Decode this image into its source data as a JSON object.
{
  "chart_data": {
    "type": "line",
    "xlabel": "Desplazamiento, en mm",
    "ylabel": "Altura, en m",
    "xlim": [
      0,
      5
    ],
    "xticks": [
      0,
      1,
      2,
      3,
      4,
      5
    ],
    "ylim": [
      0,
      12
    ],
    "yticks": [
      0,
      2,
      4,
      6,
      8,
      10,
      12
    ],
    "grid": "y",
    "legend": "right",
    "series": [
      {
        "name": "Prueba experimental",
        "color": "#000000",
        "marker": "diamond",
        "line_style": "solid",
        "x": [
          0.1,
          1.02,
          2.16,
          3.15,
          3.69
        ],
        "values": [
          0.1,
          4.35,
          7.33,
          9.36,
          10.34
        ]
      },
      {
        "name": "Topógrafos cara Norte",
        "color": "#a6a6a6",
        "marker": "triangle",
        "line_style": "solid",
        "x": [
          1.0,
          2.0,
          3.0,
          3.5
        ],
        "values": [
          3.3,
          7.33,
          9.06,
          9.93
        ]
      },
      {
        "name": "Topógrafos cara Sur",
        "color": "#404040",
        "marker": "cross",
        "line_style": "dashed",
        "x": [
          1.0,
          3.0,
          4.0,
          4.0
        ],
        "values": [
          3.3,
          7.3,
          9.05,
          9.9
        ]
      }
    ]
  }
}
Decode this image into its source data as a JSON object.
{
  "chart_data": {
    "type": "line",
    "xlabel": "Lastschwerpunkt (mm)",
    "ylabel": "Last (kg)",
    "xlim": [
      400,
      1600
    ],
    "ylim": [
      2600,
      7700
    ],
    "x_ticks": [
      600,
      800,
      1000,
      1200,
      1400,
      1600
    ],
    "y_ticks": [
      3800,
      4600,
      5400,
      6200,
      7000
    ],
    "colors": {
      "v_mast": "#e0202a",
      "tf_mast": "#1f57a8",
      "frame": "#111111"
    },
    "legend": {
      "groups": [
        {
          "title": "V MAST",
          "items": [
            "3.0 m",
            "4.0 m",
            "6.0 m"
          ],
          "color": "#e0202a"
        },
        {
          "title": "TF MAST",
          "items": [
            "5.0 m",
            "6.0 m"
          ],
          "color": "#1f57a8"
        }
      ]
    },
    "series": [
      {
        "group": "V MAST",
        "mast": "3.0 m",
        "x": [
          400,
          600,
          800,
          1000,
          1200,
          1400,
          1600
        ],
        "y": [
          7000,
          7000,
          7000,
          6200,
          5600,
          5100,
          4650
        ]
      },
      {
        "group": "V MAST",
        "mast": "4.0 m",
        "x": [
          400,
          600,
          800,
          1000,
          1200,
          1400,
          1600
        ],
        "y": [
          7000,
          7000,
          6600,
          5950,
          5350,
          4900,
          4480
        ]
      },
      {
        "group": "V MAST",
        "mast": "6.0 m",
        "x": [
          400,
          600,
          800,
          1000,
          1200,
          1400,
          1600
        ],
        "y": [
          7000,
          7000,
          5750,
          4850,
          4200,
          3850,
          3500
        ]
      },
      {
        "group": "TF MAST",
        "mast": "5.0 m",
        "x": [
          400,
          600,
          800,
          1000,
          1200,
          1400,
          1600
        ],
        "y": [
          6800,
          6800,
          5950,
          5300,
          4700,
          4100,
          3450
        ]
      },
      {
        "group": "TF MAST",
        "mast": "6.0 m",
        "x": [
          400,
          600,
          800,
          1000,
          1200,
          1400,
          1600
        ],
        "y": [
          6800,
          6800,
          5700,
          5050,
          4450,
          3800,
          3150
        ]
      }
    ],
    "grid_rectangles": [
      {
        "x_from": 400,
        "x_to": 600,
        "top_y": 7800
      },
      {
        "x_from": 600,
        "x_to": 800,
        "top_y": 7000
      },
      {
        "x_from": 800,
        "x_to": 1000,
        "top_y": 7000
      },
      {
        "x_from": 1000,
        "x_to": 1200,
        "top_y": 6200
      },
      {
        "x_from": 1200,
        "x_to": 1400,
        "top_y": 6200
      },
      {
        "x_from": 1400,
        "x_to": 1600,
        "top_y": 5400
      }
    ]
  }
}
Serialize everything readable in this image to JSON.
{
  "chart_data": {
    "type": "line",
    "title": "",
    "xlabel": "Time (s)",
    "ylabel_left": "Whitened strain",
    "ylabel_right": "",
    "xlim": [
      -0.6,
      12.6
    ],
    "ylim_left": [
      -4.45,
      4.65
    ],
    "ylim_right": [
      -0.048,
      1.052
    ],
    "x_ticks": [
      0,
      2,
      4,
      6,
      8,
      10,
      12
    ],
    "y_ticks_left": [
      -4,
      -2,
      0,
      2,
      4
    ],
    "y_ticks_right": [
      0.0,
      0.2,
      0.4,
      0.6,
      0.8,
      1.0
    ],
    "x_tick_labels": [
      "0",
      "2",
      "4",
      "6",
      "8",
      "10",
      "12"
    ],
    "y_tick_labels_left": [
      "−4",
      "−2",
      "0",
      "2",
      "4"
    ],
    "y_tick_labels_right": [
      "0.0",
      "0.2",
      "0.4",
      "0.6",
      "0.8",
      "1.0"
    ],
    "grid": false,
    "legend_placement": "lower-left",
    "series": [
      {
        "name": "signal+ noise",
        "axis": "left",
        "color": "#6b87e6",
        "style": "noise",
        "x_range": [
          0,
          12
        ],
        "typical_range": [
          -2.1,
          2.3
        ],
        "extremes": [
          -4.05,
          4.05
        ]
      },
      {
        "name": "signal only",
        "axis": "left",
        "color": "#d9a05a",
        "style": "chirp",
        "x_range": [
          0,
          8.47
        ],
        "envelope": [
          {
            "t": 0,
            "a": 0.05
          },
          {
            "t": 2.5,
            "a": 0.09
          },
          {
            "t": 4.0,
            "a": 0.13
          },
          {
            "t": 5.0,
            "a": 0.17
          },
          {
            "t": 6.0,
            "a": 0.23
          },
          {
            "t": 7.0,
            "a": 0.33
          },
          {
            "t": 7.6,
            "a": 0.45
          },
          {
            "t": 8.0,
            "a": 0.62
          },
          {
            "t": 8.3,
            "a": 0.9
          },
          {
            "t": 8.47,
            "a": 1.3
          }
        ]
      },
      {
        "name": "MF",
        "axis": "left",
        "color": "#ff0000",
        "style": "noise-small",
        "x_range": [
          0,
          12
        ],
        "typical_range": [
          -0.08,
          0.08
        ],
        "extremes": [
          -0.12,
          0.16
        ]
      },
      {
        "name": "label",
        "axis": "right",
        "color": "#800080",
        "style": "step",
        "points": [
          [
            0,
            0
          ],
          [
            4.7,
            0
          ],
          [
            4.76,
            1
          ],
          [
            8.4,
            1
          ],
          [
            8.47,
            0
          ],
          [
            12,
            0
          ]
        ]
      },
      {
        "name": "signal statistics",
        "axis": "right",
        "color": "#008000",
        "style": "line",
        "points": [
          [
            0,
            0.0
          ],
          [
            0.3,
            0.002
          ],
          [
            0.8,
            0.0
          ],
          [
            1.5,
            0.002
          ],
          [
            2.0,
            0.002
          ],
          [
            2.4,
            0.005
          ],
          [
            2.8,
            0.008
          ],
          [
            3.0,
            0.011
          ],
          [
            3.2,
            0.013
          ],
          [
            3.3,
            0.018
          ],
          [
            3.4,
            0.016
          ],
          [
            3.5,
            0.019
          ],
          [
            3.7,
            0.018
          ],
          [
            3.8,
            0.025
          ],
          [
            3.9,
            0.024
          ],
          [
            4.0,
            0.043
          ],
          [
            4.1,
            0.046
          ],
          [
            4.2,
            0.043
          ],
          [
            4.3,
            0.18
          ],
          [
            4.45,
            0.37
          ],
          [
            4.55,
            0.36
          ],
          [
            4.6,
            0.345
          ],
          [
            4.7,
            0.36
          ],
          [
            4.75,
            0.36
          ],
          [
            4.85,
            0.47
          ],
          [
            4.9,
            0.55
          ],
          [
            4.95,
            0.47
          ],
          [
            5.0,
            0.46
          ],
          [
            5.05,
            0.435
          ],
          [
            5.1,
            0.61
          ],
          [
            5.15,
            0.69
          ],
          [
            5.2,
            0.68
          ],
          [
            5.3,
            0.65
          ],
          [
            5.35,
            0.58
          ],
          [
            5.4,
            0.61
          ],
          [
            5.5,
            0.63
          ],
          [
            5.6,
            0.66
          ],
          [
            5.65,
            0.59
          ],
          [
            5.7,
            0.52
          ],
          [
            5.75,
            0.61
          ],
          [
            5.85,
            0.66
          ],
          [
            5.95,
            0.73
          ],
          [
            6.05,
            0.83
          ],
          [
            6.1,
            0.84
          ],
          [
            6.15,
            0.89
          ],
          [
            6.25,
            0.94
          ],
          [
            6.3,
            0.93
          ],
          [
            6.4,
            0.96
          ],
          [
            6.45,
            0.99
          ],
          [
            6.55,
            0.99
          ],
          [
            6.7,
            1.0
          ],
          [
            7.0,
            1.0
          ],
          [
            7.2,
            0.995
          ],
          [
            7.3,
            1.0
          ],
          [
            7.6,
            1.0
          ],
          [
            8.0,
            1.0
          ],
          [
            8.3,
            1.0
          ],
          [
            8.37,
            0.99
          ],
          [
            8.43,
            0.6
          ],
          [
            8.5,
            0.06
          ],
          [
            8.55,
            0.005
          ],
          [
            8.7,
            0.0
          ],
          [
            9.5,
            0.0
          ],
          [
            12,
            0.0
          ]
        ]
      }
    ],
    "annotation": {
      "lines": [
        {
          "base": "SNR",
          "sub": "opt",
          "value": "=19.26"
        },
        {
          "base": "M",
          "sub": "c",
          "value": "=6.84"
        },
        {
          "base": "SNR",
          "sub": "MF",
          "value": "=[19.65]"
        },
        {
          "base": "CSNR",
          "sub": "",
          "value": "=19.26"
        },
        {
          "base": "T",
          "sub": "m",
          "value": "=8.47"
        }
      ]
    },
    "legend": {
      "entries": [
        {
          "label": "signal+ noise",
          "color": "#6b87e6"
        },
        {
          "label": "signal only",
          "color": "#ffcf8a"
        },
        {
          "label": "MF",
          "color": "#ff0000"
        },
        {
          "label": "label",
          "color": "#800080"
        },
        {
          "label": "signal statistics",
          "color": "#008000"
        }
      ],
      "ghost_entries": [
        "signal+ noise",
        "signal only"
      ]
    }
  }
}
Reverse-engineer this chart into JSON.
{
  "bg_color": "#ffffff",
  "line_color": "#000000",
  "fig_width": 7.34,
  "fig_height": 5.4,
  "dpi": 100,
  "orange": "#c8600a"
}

————————

> [THE EXERCISE]:
Quote exactly what appears from the line containing "Reverse-engineer this chart into JSON." through the final line of the listing above, including both of those lines.

> [SOLUTION FOR THIS TASK]:
Reverse-engineer this chart into JSON.
{
  "bg_color": "#ffffff",
  "line_color": "#000000",
  "fig_width": 7.34,
  "fig_height": 5.4,
  "dpi": 100,
  "orange": "#c8600a"
}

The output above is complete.